## Aim of the task:
An exact copy of every record is needed.

## Data for processing:
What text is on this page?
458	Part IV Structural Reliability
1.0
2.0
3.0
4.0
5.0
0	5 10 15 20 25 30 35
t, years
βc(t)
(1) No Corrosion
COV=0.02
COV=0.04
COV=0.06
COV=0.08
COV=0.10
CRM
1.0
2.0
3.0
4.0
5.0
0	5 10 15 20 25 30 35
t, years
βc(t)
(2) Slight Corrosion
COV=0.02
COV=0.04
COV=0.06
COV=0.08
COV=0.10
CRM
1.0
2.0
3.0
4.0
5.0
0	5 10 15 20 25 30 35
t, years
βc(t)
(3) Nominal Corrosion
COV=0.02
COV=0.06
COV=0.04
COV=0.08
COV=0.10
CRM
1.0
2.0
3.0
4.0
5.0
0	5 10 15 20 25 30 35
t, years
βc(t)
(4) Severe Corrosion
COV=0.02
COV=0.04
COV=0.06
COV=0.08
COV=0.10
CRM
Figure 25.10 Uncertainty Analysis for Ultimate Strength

## Correct result:
What text is on this page?
458	Part IV Structural Reliability
1.0
2.0
3.0
4.0
5.0
0	5 10 15 20 25 30 35
t, years
βc(t)
(1) No Corrosion
COV=0.02
COV=0.04
COV=0.06
COV=0.08
COV=0.10
CRM
1.0
2.0
3.0
4.0
5.0
0	5 10 15 20 25 30 35
t, years
βc(t)
(2) Slight Corrosion
COV=0.02
COV=0.04
COV=0.06
COV=0.08
COV=0.10
CRM
1.0
2.0
3.0
4.0
5.0
0	5 10 15 20 25 30 35
t, years
βc(t)
(3) Nominal Corrosion
COV=0.02
COV=0.06
COV=0.04
COV=0.08
COV=0.10
CRM
1.0
2.0
3.0
4.0
5.0
0	5 10 15 20 25 30 35
t, years
βc(t)
(4) Severe Corrosion
COV=0.02
COV=0.04
COV=0.06
COV=0.08
COV=0.10
CRM
Figure 25.10 Uncertainty Analysis for Ultimate Strength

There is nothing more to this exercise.